▸ **EXERCISE INPUTS**
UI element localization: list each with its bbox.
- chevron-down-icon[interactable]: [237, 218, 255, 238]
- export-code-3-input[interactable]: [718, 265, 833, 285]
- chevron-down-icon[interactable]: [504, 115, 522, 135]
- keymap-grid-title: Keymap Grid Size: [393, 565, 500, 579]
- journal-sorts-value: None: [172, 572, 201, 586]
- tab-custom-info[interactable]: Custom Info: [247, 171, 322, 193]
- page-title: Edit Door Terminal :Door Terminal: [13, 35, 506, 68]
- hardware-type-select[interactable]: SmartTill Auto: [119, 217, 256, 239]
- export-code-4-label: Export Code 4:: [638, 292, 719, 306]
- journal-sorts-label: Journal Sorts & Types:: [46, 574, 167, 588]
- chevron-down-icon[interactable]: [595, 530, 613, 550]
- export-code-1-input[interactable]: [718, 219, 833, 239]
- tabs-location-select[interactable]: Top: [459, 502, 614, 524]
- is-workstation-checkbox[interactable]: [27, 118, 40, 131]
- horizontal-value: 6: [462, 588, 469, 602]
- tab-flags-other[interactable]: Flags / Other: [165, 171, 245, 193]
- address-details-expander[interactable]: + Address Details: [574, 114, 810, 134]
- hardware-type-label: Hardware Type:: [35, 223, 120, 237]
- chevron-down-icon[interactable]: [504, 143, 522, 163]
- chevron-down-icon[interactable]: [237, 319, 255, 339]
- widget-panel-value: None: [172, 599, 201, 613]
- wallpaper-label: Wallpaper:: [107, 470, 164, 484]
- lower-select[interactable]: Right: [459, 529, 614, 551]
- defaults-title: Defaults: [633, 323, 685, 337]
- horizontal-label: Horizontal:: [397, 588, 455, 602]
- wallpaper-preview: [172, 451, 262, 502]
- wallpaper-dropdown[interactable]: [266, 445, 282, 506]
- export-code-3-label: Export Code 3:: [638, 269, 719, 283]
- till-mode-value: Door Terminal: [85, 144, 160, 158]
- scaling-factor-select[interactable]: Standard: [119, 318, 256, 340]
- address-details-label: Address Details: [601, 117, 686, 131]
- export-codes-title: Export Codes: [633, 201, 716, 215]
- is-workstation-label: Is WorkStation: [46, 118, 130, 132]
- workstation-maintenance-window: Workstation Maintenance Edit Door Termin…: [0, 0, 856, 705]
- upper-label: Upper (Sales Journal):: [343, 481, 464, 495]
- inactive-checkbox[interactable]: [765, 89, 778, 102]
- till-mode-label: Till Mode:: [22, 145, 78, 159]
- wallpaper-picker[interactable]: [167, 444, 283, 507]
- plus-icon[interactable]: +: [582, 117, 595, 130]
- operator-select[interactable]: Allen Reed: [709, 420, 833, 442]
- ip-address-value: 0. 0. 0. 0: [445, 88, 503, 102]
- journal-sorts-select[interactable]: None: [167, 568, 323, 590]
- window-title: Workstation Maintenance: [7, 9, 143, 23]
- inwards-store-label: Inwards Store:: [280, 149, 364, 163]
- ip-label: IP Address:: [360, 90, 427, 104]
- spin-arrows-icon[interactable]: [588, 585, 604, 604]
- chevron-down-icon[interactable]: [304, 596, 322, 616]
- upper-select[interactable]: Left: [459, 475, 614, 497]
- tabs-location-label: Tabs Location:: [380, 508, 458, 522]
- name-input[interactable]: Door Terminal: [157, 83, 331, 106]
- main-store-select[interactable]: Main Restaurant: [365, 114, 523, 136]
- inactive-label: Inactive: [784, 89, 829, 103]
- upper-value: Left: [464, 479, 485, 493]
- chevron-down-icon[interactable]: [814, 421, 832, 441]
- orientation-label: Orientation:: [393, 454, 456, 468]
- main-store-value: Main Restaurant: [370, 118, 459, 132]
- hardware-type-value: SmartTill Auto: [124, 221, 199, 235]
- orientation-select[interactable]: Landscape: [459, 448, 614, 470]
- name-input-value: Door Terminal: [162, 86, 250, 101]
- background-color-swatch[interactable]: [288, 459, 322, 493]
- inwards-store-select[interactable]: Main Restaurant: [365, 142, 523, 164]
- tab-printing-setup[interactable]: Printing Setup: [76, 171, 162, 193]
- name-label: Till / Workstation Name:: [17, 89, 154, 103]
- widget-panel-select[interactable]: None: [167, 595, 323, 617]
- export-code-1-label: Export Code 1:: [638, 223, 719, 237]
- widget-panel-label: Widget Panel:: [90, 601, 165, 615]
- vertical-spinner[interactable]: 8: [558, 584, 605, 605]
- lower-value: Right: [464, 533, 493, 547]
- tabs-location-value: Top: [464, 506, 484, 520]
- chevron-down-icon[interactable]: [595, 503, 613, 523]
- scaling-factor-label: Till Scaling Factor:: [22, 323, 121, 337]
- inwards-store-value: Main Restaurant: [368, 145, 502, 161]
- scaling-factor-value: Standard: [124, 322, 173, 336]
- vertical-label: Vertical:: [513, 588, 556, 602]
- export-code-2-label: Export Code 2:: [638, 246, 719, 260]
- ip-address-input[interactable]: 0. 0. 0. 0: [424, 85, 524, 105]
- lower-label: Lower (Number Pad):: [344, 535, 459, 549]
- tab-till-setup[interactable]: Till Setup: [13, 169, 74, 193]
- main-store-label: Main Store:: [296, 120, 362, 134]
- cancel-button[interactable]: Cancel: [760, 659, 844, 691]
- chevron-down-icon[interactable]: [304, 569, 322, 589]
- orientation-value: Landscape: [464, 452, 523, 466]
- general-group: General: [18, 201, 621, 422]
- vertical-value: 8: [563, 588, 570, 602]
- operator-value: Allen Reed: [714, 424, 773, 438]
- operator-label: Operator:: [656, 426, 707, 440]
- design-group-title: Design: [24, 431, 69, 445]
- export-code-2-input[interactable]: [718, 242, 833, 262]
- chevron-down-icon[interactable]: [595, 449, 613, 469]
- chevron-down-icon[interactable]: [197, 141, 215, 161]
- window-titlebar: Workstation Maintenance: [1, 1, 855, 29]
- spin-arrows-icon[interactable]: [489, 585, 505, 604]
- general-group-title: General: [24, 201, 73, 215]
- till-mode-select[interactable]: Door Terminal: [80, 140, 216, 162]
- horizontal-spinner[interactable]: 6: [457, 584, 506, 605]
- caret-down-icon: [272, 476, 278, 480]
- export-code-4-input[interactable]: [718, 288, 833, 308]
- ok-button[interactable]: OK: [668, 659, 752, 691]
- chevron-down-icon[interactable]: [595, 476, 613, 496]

▸ **GIVEN REQUEST**
Reproduce the data above line for line, with every character unchanged.

▸ **ANSWER BELOW**
UI element localization: list each with its bbox.
- chevron-down-icon[interactable]: [237, 218, 255, 238]
- export-code-3-input[interactable]: [718, 265, 833, 285]
- chevron-down-icon[interactable]: [504, 115, 522, 135]
- keymap-grid-title: Keymap Grid Size: [393, 565, 500, 579]
- journal-sorts-value: None: [172, 572, 201, 586]
- tab-custom-info[interactable]: Custom Info: [247, 171, 322, 193]
- page-title: Edit Door Terminal :Door Terminal: [13, 35, 506, 68]
- hardware-type-select[interactable]: SmartTill Auto: [119, 217, 256, 239]
- export-code-4-label: Export Code 4:: [638, 292, 719, 306]
- journal-sorts-label: Journal Sorts & Types:: [46, 574, 167, 588]
- chevron-down-icon[interactable]: [595, 530, 613, 550]
- export-code-1-input[interactable]: [718, 219, 833, 239]
- tabs-location-select[interactable]: Top: [459, 502, 614, 524]
- is-workstation-checkbox[interactable]: [27, 118, 40, 131]
- horizontal-value: 6: [462, 588, 469, 602]
- tab-flags-other[interactable]: Flags / Other: [165, 171, 245, 193]
- address-details-expander[interactable]: + Address Details: [574, 114, 810, 134]
- hardware-type-label: Hardware Type:: [35, 223, 120, 237]
- chevron-down-icon[interactable]: [504, 143, 522, 163]
- chevron-down-icon[interactable]: [237, 319, 255, 339]
- widget-panel-value: None: [172, 599, 201, 613]
- wallpaper-label: Wallpaper:: [107, 470, 164, 484]
- lower-select[interactable]: Right: [459, 529, 614, 551]
- defaults-title: Defaults: [633, 323, 685, 337]
- horizontal-label: Horizontal:: [397, 588, 455, 602]
- wallpaper-preview: [172, 451, 262, 502]
- wallpaper-dropdown[interactable]: [266, 445, 282, 506]
- export-code-3-label: Export Code 3:: [638, 269, 719, 283]
- till-mode-value: Door Terminal: [85, 144, 160, 158]
- scaling-factor-select[interactable]: Standard: [119, 318, 256, 340]
- address-details-label: Address Details: [601, 117, 686, 131]
- export-codes-title: Export Codes: [633, 201, 716, 215]
- is-workstation-label: Is WorkStation: [46, 118, 130, 132]
- workstation-maintenance-window: Workstation Maintenance Edit Door Termin…: [0, 0, 856, 705]
- upper-label: Upper (Sales Journal):: [343, 481, 464, 495]
- inactive-checkbox[interactable]: [765, 89, 778, 102]
- till-mode-label: Till Mode:: [22, 145, 78, 159]
- wallpaper-picker[interactable]: [167, 444, 283, 507]
- plus-icon[interactable]: +: [582, 117, 595, 130]
- operator-select[interactable]: Allen Reed: [709, 420, 833, 442]
- ip-address-value: 0. 0. 0. 0: [445, 88, 503, 102]
- journal-sorts-select[interactable]: None: [167, 568, 323, 590]
- window-title: Workstation Maintenance: [7, 9, 143, 23]
- inwards-store-label: Inwards Store:: [280, 149, 364, 163]
- ip-label: IP Address:: [360, 90, 427, 104]
- spin-arrows-icon[interactable]: [588, 585, 604, 604]
- chevron-down-icon[interactable]: [304, 596, 322, 616]
- upper-select[interactable]: Left: [459, 475, 614, 497]
- tabs-location-label: Tabs Location:: [380, 508, 458, 522]
- name-input[interactable]: Door Terminal: [157, 83, 331, 106]
- main-store-select[interactable]: Main Restaurant: [365, 114, 523, 136]
- inactive-label: Inactive: [784, 89, 829, 103]
- upper-value: Left: [464, 479, 485, 493]
- chevron-down-icon[interactable]: [814, 421, 832, 441]
- orientation-label: Orientation:: [393, 454, 456, 468]
- main-store-value: Main Restaurant: [370, 118, 459, 132]
- hardware-type-value: SmartTill Auto: [124, 221, 199, 235]
- orientation-select[interactable]: Landscape: [459, 448, 614, 470]
- name-input-value: Door Terminal: [162, 86, 250, 101]
- background-color-swatch[interactable]: [288, 459, 322, 493]
- inwards-store-select[interactable]: Main Restaurant: [365, 142, 523, 164]
- tab-printing-setup[interactable]: Printing Setup: [76, 171, 162, 193]
- name-label: Till / Workstation Name:: [17, 89, 154, 103]
- widget-panel-select[interactable]: None: [167, 595, 323, 617]
- export-code-1-label: Export Code 1:: [638, 223, 719, 237]
- widget-panel-label: Widget Panel:: [90, 601, 165, 615]
- vertical-spinner[interactable]: 8: [558, 584, 605, 605]
- lower-value: Right: [464, 533, 493, 547]
- tabs-location-value: Top: [464, 506, 484, 520]
- chevron-down-icon[interactable]: [595, 503, 613, 523]
- scaling-factor-label: Till Scaling Factor:: [22, 323, 121, 337]
- inwards-store-value: Main Restaurant: [368, 145, 502, 161]
- scaling-factor-value: Standard: [124, 322, 173, 336]
- vertical-label: Vertical:: [513, 588, 556, 602]
- export-code-2-label: Export Code 2:: [638, 246, 719, 260]
- ip-address-input[interactable]: 0. 0. 0. 0: [424, 85, 524, 105]
- lower-label: Lower (Number Pad):: [344, 535, 459, 549]
- tab-till-setup[interactable]: Till Setup: [13, 169, 74, 193]
- main-store-label: Main Store:: [296, 120, 362, 134]
- cancel-button[interactable]: Cancel: [760, 659, 844, 691]
- chevron-down-icon[interactable]: [304, 569, 322, 589]
- orientation-value: Landscape: [464, 452, 523, 466]
- general-group: General: [18, 201, 621, 422]
- vertical-value: 8: [563, 588, 570, 602]
- operator-value: Allen Reed: [714, 424, 773, 438]
- operator-label: Operator:: [656, 426, 707, 440]
- design-group-title: Design: [24, 431, 69, 445]
- export-code-2-input[interactable]: [718, 242, 833, 262]
- chevron-down-icon[interactable]: [595, 449, 613, 469]
- chevron-down-icon[interactable]: [197, 141, 215, 161]
- window-titlebar: Workstation Maintenance: [1, 1, 855, 29]
- spin-arrows-icon[interactable]: [489, 585, 505, 604]
- general-group-title: General: [24, 201, 73, 215]
- till-mode-select[interactable]: Door Terminal: [80, 140, 216, 162]
- horizontal-spinner[interactable]: 6: [457, 584, 506, 605]
- caret-down-icon: [272, 476, 278, 480]
- export-code-4-input[interactable]: [718, 288, 833, 308]
- ok-button[interactable]: OK: [668, 659, 752, 691]
- chevron-down-icon[interactable]: [595, 476, 613, 496]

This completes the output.